→ SET EXERCISE:
No images are to be carried over; print all other material exactly as it stands.

───── RECORDS TO PROCESS ─────

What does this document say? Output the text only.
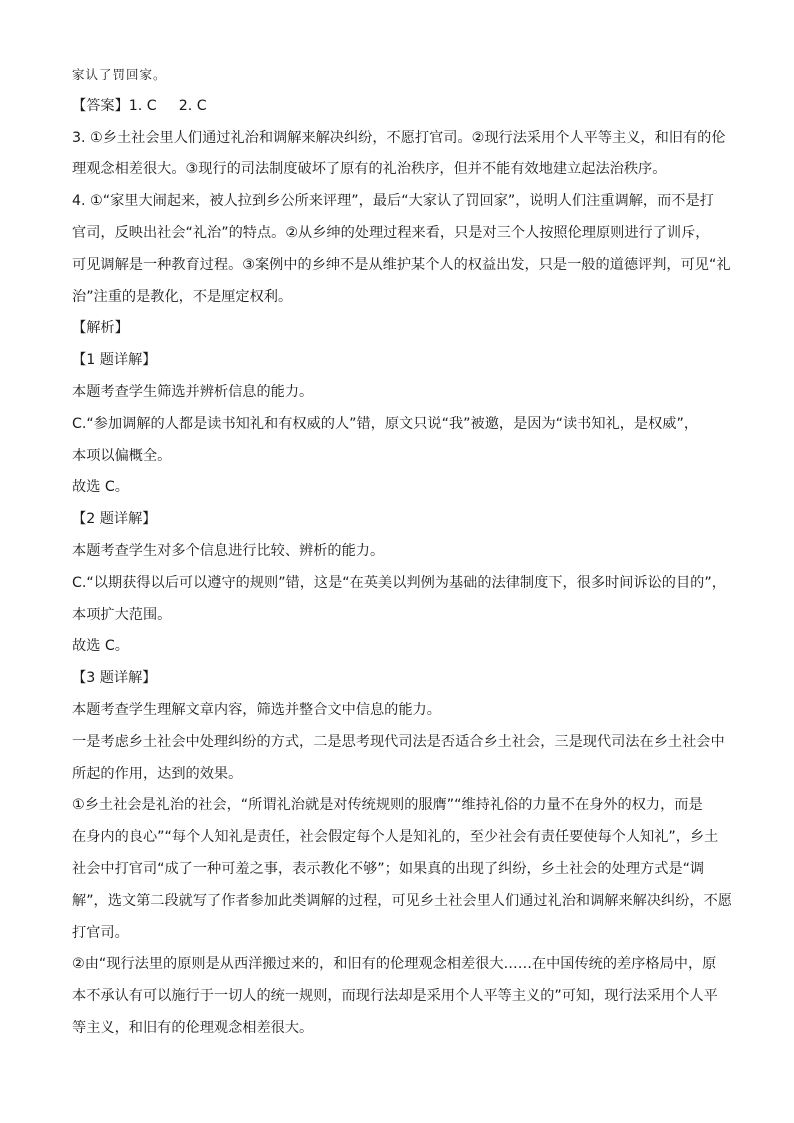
家认了罚回家。

【答案】1. C 2. C

3. ①乡土社会里人们通过礼治和调解来解决纠纷，不愿打官司。②现行法采用个人平等主义，和旧有的伦

理观念相差很大。③现行的司法制度破坏了原有的礼治秩序，但并不能有效地建立起法治秩序。

4. ①“家里大闹起来，被人拉到乡公所来评理”，最后“大家认了罚回家”，说明人们注重调解，而不是打

官司，反映出社会“礼治”的特点。②从乡绅的处理过程来看，只是对三个人按照伦理原则进行了训斥，

可见调解是一种教育过程。③案例中的乡绅不是从维护某个人的权益出发，只是一般的道德评判，可见“礼

治”注重的是教化，不是厘定权利。

【解析】

【1 题详解】

本题考查学生筛选并辨析信息的能力。

C.“参加调解的人都是读书知礼和有权威的人”错，原文只说“我”被邀，是因为“读书知礼，是权威”，

本项以偏概全。

故选 C。

【2 题详解】

本题考查学生对多个信息进行比较、辨析的能力。

C.“以期获得以后可以遵守的规则”错，这是“在英美以判例为基础的法律制度下，很多时间诉讼的目的”，

本项扩大范围。

故选 C。

【3 题详解】

本题考查学生理解文章内容，筛选并整合文中信息的能力。

一是考虑乡土社会中处理纠纷的方式，二是思考现代司法是否适合乡土社会，三是现代司法在乡土社会中

所起的作用，达到的效果。

①乡土社会是礼治的社会，“所谓礼治就是对传统规则的服膺”“维持礼俗的力量不在身外的权力，而是

在身内的良心”“每个人知礼是责任，社会假定每个人是知礼的，至少社会有责任要使每个人知礼”，乡土

社会中打官司“成了一种可羞之事，表示教化不够”；如果真的出现了纠纷，乡土社会的处理方式是“调

解”，选文第二段就写了作者参加此类调解的过程，可见乡土社会里人们通过礼治和调解来解决纠纷，不愿

打官司。

②由“现行法里的原则是从西洋搬过来的，和旧有的伦理观念相差很大……在中国传统的差序格局中，原

本不承认有可以施行于一切人的统一规则，而现行法却是采用个人平等主义的”可知，现行法采用个人平

等主义，和旧有的伦理观念相差很大。
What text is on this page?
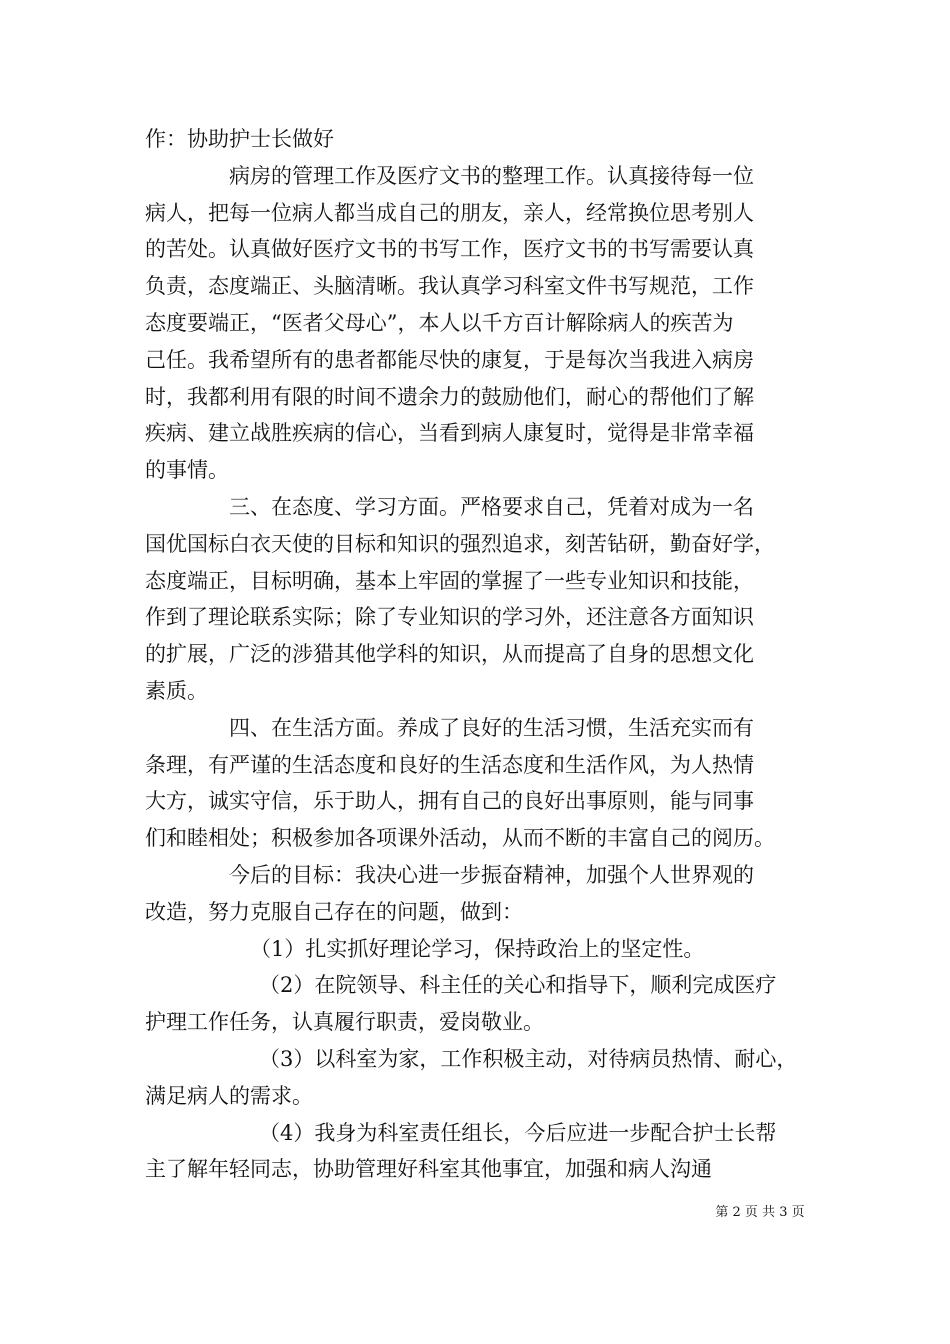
作：协助护士长做好
病房的管理工作及医疗文书的整理工作。认真接待每一位
病人，把每一位病人都当成自己的朋友，亲人，经常换位思考别人
的苦处。认真做好医疗文书的书写工作，医疗文书的书写需要认真
负责，态度端正、头脑清晰。我认真学习科室文件书写规范，工作
态度要端正，“医者父母心”，本人以千方百计解除病人的疾苦为
己任。我希望所有的患者都能尽快的康复，于是每次当我进入病房
时，我都利用有限的时间不遗余力的鼓励他们，耐心的帮他们了解
疾病、建立战胜疾病的信心，当看到病人康复时，觉得是非常幸福
的事情。
三、在态度、学习方面。严格要求自己，凭着对成为一名
国优国标白衣天使的目标和知识的强烈追求，刻苦钻研，勤奋好学，
态度端正，目标明确，基本上牢固的掌握了一些专业知识和技能，
作到了理论联系实际；除了专业知识的学习外，还注意各方面知识
的扩展，广泛的涉猎其他学科的知识，从而提高了自身的思想文化
素质。
四、在生活方面。养成了良好的生活习惯，生活充实而有
条理，有严谨的生活态度和良好的生活态度和生活作风，为人热情
大方，诚实守信，乐于助人，拥有自己的良好出事原则，能与同事
们和睦相处；积极参加各项课外活动，从而不断的丰富自己的阅历。
今后的目标：我决心进一步振奋精神，加强个人世界观的
改造，努力克服自己存在的问题，做到：
（1）扎实抓好理论学习，保持政治上的坚定性。
（2）在院领导、科主任的关心和指导下，顺利完成医疗
护理工作任务，认真履行职责，爱岗敬业。
（3）以科室为家，工作积极主动，对待病员热情、耐心，
满足病人的需求。
（4）我身为科室责任组长，今后应进一步配合护士长帮
主了解年轻同志，协助管理好科室其他事宜，加强和病人沟通
第 2 页 共 3 页
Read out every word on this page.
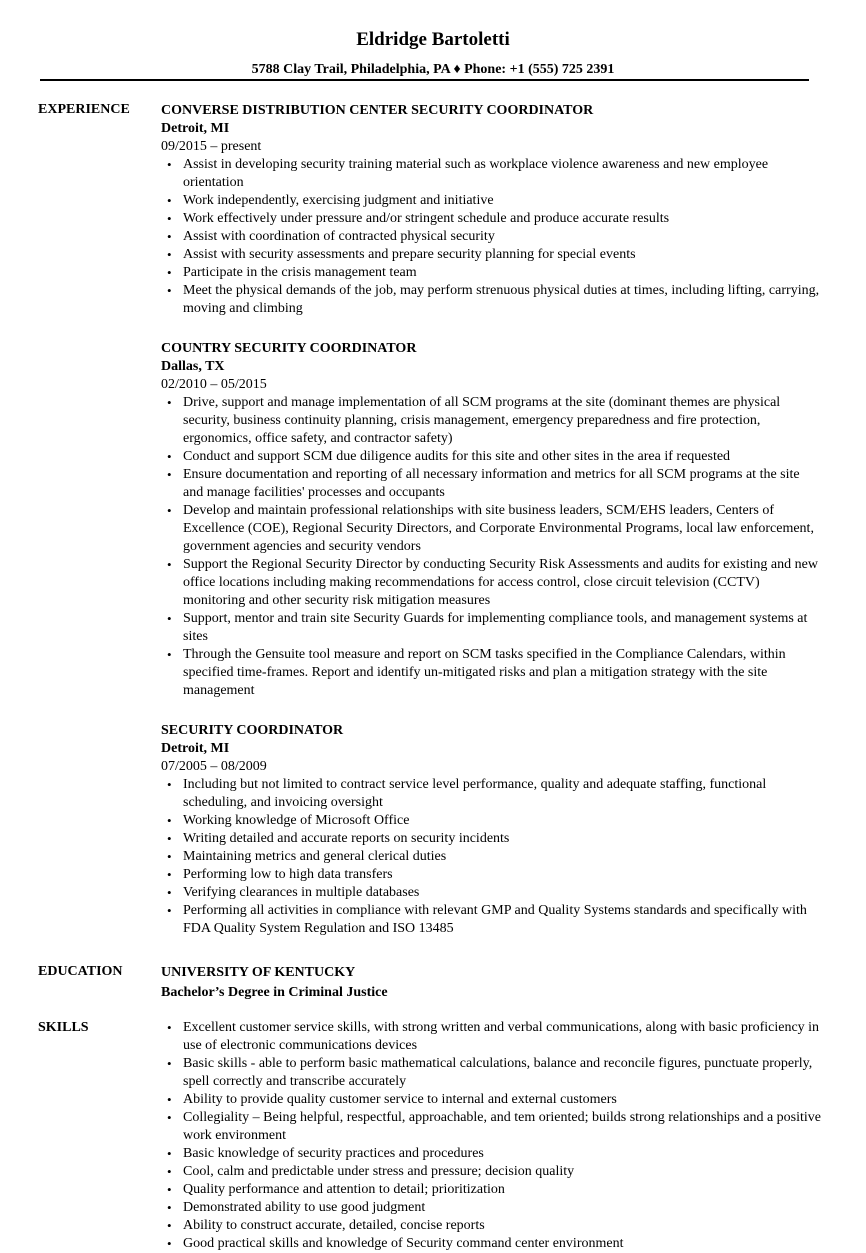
Eldridge Bartoletti
5788 Clay Trail, Philadelphia, PA ♦ Phone: +1 (555) 725 2391
EXPERIENCE CONVERSE DISTRIBUTION CENTER SECURITY COORDINATOR
Detroit, MI
09/2015 – present
• Assist in developing security training material such as workplace violence awareness and new employee orientation
• Work independently, exercising judgment and initiative
• Work effectively under pressure and/or stringent schedule and produce accurate results
• Assist with coordination of contracted physical security
• Assist with security assessments and prepare security planning for special events
• Participate in the crisis management team
• Meet the physical demands of the job, may perform strenuous physical duties at times, including lifting, carrying, moving and climbing
COUNTRY SECURITY COORDINATOR
Dallas, TX
02/2010 – 05/2015
• Drive, support and manage implementation of all SCM programs at the site (dominant themes are physical security, business continuity planning, crisis management, emergency preparedness and fire protection, ergonomics, office safety, and contractor safety)
• Conduct and support SCM due diligence audits for this site and other sites in the area if requested
• Ensure documentation and reporting of all necessary information and metrics for all SCM programs at the site and manage facilities' processes and occupants
• Develop and maintain professional relationships with site business leaders, SCM/EHS leaders, Centers of Excellence (COE), Regional Security Directors, and Corporate Environmental Programs, local law enforcement, government agencies and security vendors
• Support the Regional Security Director by conducting Security Risk Assessments and audits for existing and new office locations including making recommendations for access control, close circuit television (CCTV) monitoring and other security risk mitigation measures
• Support, mentor and train site Security Guards for implementing compliance tools, and management systems at sites
• Through the Gensuite tool measure and report on SCM tasks specified in the Compliance Calendars, within specified time-frames. Report and identify un-mitigated risks and plan a mitigation strategy with the site management
SECURITY COORDINATOR
Detroit, MI
07/2005 – 08/2009
• Including but not limited to contract service level performance, quality and adequate staffing, functional scheduling, and invoicing oversight
• Working knowledge of Microsoft Office
• Writing detailed and accurate reports on security incidents
• Maintaining metrics and general clerical duties
• Performing low to high data transfers
• Verifying clearances in multiple databases
• Performing all activities in compliance with relevant GMP and Quality Systems standards and specifically with FDA Quality System Regulation and ISO 13485
EDUCATION	UNIVERSITY OF KENTUCKY
Bachelor’s Degree in Criminal Justice
SKILLS
•	Excellent customer service skills, with strong written and verbal communications, along with basic proficiency in use of electronic communications devices
• Basic skills - able to perform basic mathematical calculations, balance and reconcile figures, punctuate properly, spell correctly and transcribe accurately
• Ability to provide quality customer service to internal and external customers
• Collegiality – Being helpful, respectful, approachable, and tem oriented; builds strong relationships and a positive work environment
• Basic knowledge of security practices and procedures
• Cool, calm and predictable under stress and pressure; decision quality
• Quality performance and attention to detail; prioritization
• Demonstrated ability to use good judgment
• Ability to construct accurate, detailed, concise reports
• Good practical skills and knowledge of Security command center environment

─────

→ RESULT OF THE TASK:
What does this document say? Output the text only.
家认了罚回家。

【答案】1. C 2. C

3. ①乡土社会里人们通过礼治和调解来解决纠纷，不愿打官司。②现行法采用个人平等主义，和旧有的伦

理观念相差很大。③现行的司法制度破坏了原有的礼治秩序，但并不能有效地建立起法治秩序。

4. ①“家里大闹起来，被人拉到乡公所来评理”，最后“大家认了罚回家”，说明人们注重调解，而不是打

官司，反映出社会“礼治”的特点。②从乡绅的处理过程来看，只是对三个人按照伦理原则进行了训斥，

可见调解是一种教育过程。③案例中的乡绅不是从维护某个人的权益出发，只是一般的道德评判，可见“礼

治”注重的是教化，不是厘定权利。

【解析】

【1 题详解】

本题考查学生筛选并辨析信息的能力。

C.“参加调解的人都是读书知礼和有权威的人”错，原文只说“我”被邀，是因为“读书知礼，是权威”，

本项以偏概全。

故选 C。

【2 题详解】

本题考查学生对多个信息进行比较、辨析的能力。

C.“以期获得以后可以遵守的规则”错，这是“在英美以判例为基础的法律制度下，很多时间诉讼的目的”，

本项扩大范围。

故选 C。

【3 题详解】

本题考查学生理解文章内容，筛选并整合文中信息的能力。

一是考虑乡土社会中处理纠纷的方式，二是思考现代司法是否适合乡土社会，三是现代司法在乡土社会中

所起的作用，达到的效果。

①乡土社会是礼治的社会，“所谓礼治就是对传统规则的服膺”“维持礼俗的力量不在身外的权力，而是

在身内的良心”“每个人知礼是责任，社会假定每个人是知礼的，至少社会有责任要使每个人知礼”，乡土

社会中打官司“成了一种可羞之事，表示教化不够”；如果真的出现了纠纷，乡土社会的处理方式是“调

解”，选文第二段就写了作者参加此类调解的过程，可见乡土社会里人们通过礼治和调解来解决纠纷，不愿

打官司。

②由“现行法里的原则是从西洋搬过来的，和旧有的伦理观念相差很大……在中国传统的差序格局中，原

本不承认有可以施行于一切人的统一规则，而现行法却是采用个人平等主义的”可知，现行法采用个人平

等主义，和旧有的伦理观念相差很大。
What text is on this page?
作：协助护士长做好
病房的管理工作及医疗文书的整理工作。认真接待每一位
病人，把每一位病人都当成自己的朋友，亲人，经常换位思考别人
的苦处。认真做好医疗文书的书写工作，医疗文书的书写需要认真
负责，态度端正、头脑清晰。我认真学习科室文件书写规范，工作
态度要端正，“医者父母心”，本人以千方百计解除病人的疾苦为
己任。我希望所有的患者都能尽快的康复，于是每次当我进入病房
时，我都利用有限的时间不遗余力的鼓励他们，耐心的帮他们了解
疾病、建立战胜疾病的信心，当看到病人康复时，觉得是非常幸福
的事情。
三、在态度、学习方面。严格要求自己，凭着对成为一名
国优国标白衣天使的目标和知识的强烈追求，刻苦钻研，勤奋好学，
态度端正，目标明确，基本上牢固的掌握了一些专业知识和技能，
作到了理论联系实际；除了专业知识的学习外，还注意各方面知识
的扩展，广泛的涉猎其他学科的知识，从而提高了自身的思想文化
素质。
四、在生活方面。养成了良好的生活习惯，生活充实而有
条理，有严谨的生活态度和良好的生活态度和生活作风，为人热情
大方，诚实守信，乐于助人，拥有自己的良好出事原则，能与同事
们和睦相处；积极参加各项课外活动，从而不断的丰富自己的阅历。
今后的目标：我决心进一步振奋精神，加强个人世界观的
改造，努力克服自己存在的问题，做到：
（1）扎实抓好理论学习，保持政治上的坚定性。
（2）在院领导、科主任的关心和指导下，顺利完成医疗
护理工作任务，认真履行职责，爱岗敬业。
（3）以科室为家，工作积极主动，对待病员热情、耐心，
满足病人的需求。
（4）我身为科室责任组长，今后应进一步配合护士长帮
主了解年轻同志，协助管理好科室其他事宜，加强和病人沟通
第 2 页 共 3 页
Read out every word on this page.
Eldridge Bartoletti
5788 Clay Trail, Philadelphia, PA ♦ Phone: +1 (555) 725 2391
EXPERIENCE CONVERSE DISTRIBUTION CENTER SECURITY COORDINATOR
Detroit, MI
09/2015 – present
• Assist in developing security training material such as workplace violence awareness and new employee orientation
• Work independently, exercising judgment and initiative
• Work effectively under pressure and/or stringent schedule and produce accurate results
• Assist with coordination of contracted physical security
• Assist with security assessments and prepare security planning for special events
• Participate in the crisis management team
• Meet the physical demands of the job, may perform strenuous physical duties at times, including lifting, carrying, moving and climbing
COUNTRY SECURITY COORDINATOR
Dallas, TX
02/2010 – 05/2015
• Drive, support and manage implementation of all SCM programs at the site (dominant themes are physical security, business continuity planning, crisis management, emergency preparedness and fire protection, ergonomics, office safety, and contractor safety)
• Conduct and support SCM due diligence audits for this site and other sites in the area if requested
• Ensure documentation and reporting of all necessary information and metrics for all SCM programs at the site and manage facilities' processes and occupants
• Develop and maintain professional relationships with site business leaders, SCM/EHS leaders, Centers of Excellence (COE), Regional Security Directors, and Corporate Environmental Programs, local law enforcement, government agencies and security vendors
• Support the Regional Security Director by conducting Security Risk Assessments and audits for existing and new office locations including making recommendations for access control, close circuit television (CCTV) monitoring and other security risk mitigation measures
• Support, mentor and train site Security Guards for implementing compliance tools, and management systems at sites
• Through the Gensuite tool measure and report on SCM tasks specified in the Compliance Calendars, within specified time-frames. Report and identify un-mitigated risks and plan a mitigation strategy with the site management
SECURITY COORDINATOR
Detroit, MI
07/2005 – 08/2009
• Including but not limited to contract service level performance, quality and adequate staffing, functional scheduling, and invoicing oversight
• Working knowledge of Microsoft Office
• Writing detailed and accurate reports on security incidents
• Maintaining metrics and general clerical duties
• Performing low to high data transfers
• Verifying clearances in multiple databases
• Performing all activities in compliance with relevant GMP and Quality Systems standards and specifically with FDA Quality System Regulation and ISO 13485
EDUCATION	UNIVERSITY OF KENTUCKY
Bachelor’s Degree in Criminal Justice
SKILLS
•	Excellent customer service skills, with strong written and verbal communications, along with basic proficiency in use of electronic communications devices
• Basic skills - able to perform basic mathematical calculations, balance and reconcile figures, punctuate properly, spell correctly and transcribe accurately
• Ability to provide quality customer service to internal and external customers
• Collegiality – Being helpful, respectful, approachable, and tem oriented; builds strong relationships and a positive work environment
• Basic knowledge of security practices and procedures
• Cool, calm and predictable under stress and pressure; decision quality
• Quality performance and attention to detail; prioritization
• Demonstrated ability to use good judgment
• Ability to construct accurate, detailed, concise reports
• Good practical skills and knowledge of Security command center environment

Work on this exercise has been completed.